Start of RECORDS
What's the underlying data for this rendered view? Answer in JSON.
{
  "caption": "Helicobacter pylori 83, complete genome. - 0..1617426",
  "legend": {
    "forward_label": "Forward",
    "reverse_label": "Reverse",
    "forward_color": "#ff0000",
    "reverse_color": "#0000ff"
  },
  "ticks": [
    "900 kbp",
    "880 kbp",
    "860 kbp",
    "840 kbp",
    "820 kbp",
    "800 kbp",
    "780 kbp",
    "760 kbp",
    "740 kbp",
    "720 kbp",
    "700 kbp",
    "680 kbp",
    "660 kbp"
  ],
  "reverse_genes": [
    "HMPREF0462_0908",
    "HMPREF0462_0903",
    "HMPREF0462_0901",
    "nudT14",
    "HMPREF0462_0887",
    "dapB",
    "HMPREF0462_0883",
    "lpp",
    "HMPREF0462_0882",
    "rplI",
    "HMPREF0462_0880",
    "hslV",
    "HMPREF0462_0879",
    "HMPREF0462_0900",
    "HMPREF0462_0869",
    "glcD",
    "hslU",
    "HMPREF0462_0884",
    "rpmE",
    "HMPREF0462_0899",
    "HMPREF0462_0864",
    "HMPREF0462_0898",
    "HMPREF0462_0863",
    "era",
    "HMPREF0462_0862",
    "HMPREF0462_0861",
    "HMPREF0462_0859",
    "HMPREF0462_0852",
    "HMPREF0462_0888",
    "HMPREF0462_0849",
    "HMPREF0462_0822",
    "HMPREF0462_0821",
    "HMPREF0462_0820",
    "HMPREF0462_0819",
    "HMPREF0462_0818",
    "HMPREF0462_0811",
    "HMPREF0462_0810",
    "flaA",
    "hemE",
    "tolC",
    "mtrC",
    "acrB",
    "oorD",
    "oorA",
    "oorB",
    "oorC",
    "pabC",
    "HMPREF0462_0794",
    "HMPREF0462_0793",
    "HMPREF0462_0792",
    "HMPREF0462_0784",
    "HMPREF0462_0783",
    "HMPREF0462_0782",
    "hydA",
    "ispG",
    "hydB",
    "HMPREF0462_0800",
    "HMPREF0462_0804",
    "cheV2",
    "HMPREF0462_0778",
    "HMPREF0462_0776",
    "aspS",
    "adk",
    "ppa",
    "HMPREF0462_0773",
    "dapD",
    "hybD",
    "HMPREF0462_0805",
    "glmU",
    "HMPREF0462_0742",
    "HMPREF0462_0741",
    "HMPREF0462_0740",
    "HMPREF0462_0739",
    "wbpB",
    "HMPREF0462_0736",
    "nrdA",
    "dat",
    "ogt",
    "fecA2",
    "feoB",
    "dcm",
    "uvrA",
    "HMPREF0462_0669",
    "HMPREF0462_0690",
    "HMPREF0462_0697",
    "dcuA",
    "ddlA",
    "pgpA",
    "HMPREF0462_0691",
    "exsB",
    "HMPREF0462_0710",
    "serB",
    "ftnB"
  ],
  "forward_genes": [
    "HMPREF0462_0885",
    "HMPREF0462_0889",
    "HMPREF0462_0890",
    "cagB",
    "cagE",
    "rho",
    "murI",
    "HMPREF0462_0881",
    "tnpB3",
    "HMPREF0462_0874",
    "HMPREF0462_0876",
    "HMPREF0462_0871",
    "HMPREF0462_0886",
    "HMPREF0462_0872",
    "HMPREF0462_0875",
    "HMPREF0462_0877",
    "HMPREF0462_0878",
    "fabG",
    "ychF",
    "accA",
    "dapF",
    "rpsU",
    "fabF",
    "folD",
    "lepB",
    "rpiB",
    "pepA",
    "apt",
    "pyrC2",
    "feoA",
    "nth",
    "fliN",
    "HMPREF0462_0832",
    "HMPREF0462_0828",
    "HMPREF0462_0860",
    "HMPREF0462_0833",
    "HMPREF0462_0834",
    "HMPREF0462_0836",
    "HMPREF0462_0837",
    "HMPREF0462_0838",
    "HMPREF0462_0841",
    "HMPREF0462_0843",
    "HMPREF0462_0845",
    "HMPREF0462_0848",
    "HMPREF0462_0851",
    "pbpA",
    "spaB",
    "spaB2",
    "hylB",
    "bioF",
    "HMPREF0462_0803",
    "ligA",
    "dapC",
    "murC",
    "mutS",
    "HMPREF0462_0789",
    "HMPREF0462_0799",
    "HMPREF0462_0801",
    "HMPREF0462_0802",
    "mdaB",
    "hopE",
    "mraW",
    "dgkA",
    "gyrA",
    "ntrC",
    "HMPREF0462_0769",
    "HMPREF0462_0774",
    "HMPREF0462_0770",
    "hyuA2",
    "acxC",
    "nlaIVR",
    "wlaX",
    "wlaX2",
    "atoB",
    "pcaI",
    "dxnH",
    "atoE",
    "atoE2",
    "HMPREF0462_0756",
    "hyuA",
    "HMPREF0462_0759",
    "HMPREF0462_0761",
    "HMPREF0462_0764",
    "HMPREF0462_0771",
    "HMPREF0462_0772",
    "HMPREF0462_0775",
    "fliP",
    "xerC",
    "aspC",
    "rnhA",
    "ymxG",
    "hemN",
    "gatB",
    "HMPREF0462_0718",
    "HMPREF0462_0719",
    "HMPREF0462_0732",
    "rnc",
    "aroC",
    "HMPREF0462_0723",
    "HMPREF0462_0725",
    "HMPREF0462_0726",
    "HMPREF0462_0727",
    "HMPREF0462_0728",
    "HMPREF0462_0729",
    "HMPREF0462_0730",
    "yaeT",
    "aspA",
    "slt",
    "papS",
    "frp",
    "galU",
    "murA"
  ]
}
End of RECORDS
ASSIGNMENT: Return every record, leaving each line exactly as it was given.

SOLUTION BELOW:
What's the underlying data for this rendered view? Answer in JSON.
{
  "caption": "Helicobacter pylori 83, complete genome. - 0..1617426",
  "legend": {
    "forward_label": "Forward",
    "reverse_label": "Reverse",
    "forward_color": "#ff0000",
    "reverse_color": "#0000ff"
  },
  "ticks": [
    "900 kbp",
    "880 kbp",
    "860 kbp",
    "840 kbp",
    "820 kbp",
    "800 kbp",
    "780 kbp",
    "760 kbp",
    "740 kbp",
    "720 kbp",
    "700 kbp",
    "680 kbp",
    "660 kbp"
  ],
  "reverse_genes": [
    "HMPREF0462_0908",
    "HMPREF0462_0903",
    "HMPREF0462_0901",
    "nudT14",
    "HMPREF0462_0887",
    "dapB",
    "HMPREF0462_0883",
    "lpp",
    "HMPREF0462_0882",
    "rplI",
    "HMPREF0462_0880",
    "hslV",
    "HMPREF0462_0879",
    "HMPREF0462_0900",
    "HMPREF0462_0869",
    "glcD",
    "hslU",
    "HMPREF0462_0884",
    "rpmE",
    "HMPREF0462_0899",
    "HMPREF0462_0864",
    "HMPREF0462_0898",
    "HMPREF0462_0863",
    "era",
    "HMPREF0462_0862",
    "HMPREF0462_0861",
    "HMPREF0462_0859",
    "HMPREF0462_0852",
    "HMPREF0462_0888",
    "HMPREF0462_0849",
    "HMPREF0462_0822",
    "HMPREF0462_0821",
    "HMPREF0462_0820",
    "HMPREF0462_0819",
    "HMPREF0462_0818",
    "HMPREF0462_0811",
    "HMPREF0462_0810",
    "flaA",
    "hemE",
    "tolC",
    "mtrC",
    "acrB",
    "oorD",
    "oorA",
    "oorB",
    "oorC",
    "pabC",
    "HMPREF0462_0794",
    "HMPREF0462_0793",
    "HMPREF0462_0792",
    "HMPREF0462_0784",
    "HMPREF0462_0783",
    "HMPREF0462_0782",
    "hydA",
    "ispG",
    "hydB",
    "HMPREF0462_0800",
    "HMPREF0462_0804",
    "cheV2",
    "HMPREF0462_0778",
    "HMPREF0462_0776",
    "aspS",
    "adk",
    "ppa",
    "HMPREF0462_0773",
    "dapD",
    "hybD",
    "HMPREF0462_0805",
    "glmU",
    "HMPREF0462_0742",
    "HMPREF0462_0741",
    "HMPREF0462_0740",
    "HMPREF0462_0739",
    "wbpB",
    "HMPREF0462_0736",
    "nrdA",
    "dat",
    "ogt",
    "fecA2",
    "feoB",
    "dcm",
    "uvrA",
    "HMPREF0462_0669",
    "HMPREF0462_0690",
    "HMPREF0462_0697",
    "dcuA",
    "ddlA",
    "pgpA",
    "HMPREF0462_0691",
    "exsB",
    "HMPREF0462_0710",
    "serB",
    "ftnB"
  ],
  "forward_genes": [
    "HMPREF0462_0885",
    "HMPREF0462_0889",
    "HMPREF0462_0890",
    "cagB",
    "cagE",
    "rho",
    "murI",
    "HMPREF0462_0881",
    "tnpB3",
    "HMPREF0462_0874",
    "HMPREF0462_0876",
    "HMPREF0462_0871",
    "HMPREF0462_0886",
    "HMPREF0462_0872",
    "HMPREF0462_0875",
    "HMPREF0462_0877",
    "HMPREF0462_0878",
    "fabG",
    "ychF",
    "accA",
    "dapF",
    "rpsU",
    "fabF",
    "folD",
    "lepB",
    "rpiB",
    "pepA",
    "apt",
    "pyrC2",
    "feoA",
    "nth",
    "fliN",
    "HMPREF0462_0832",
    "HMPREF0462_0828",
    "HMPREF0462_0860",
    "HMPREF0462_0833",
    "HMPREF0462_0834",
    "HMPREF0462_0836",
    "HMPREF0462_0837",
    "HMPREF0462_0838",
    "HMPREF0462_0841",
    "HMPREF0462_0843",
    "HMPREF0462_0845",
    "HMPREF0462_0848",
    "HMPREF0462_0851",
    "pbpA",
    "spaB",
    "spaB2",
    "hylB",
    "bioF",
    "HMPREF0462_0803",
    "ligA",
    "dapC",
    "murC",
    "mutS",
    "HMPREF0462_0789",
    "HMPREF0462_0799",
    "HMPREF0462_0801",
    "HMPREF0462_0802",
    "mdaB",
    "hopE",
    "mraW",
    "dgkA",
    "gyrA",
    "ntrC",
    "HMPREF0462_0769",
    "HMPREF0462_0774",
    "HMPREF0462_0770",
    "hyuA2",
    "acxC",
    "nlaIVR",
    "wlaX",
    "wlaX2",
    "atoB",
    "pcaI",
    "dxnH",
    "atoE",
    "atoE2",
    "HMPREF0462_0756",
    "hyuA",
    "HMPREF0462_0759",
    "HMPREF0462_0761",
    "HMPREF0462_0764",
    "HMPREF0462_0771",
    "HMPREF0462_0772",
    "HMPREF0462_0775",
    "fliP",
    "xerC",
    "aspC",
    "rnhA",
    "ymxG",
    "hemN",
    "gatB",
    "HMPREF0462_0718",
    "HMPREF0462_0719",
    "HMPREF0462_0732",
    "rnc",
    "aroC",
    "HMPREF0462_0723",
    "HMPREF0462_0725",
    "HMPREF0462_0726",
    "HMPREF0462_0727",
    "HMPREF0462_0728",
    "HMPREF0462_0729",
    "HMPREF0462_0730",
    "yaeT",
    "aspA",
    "slt",
    "papS",
    "frp",
    "galU",
    "murA"
  ]
}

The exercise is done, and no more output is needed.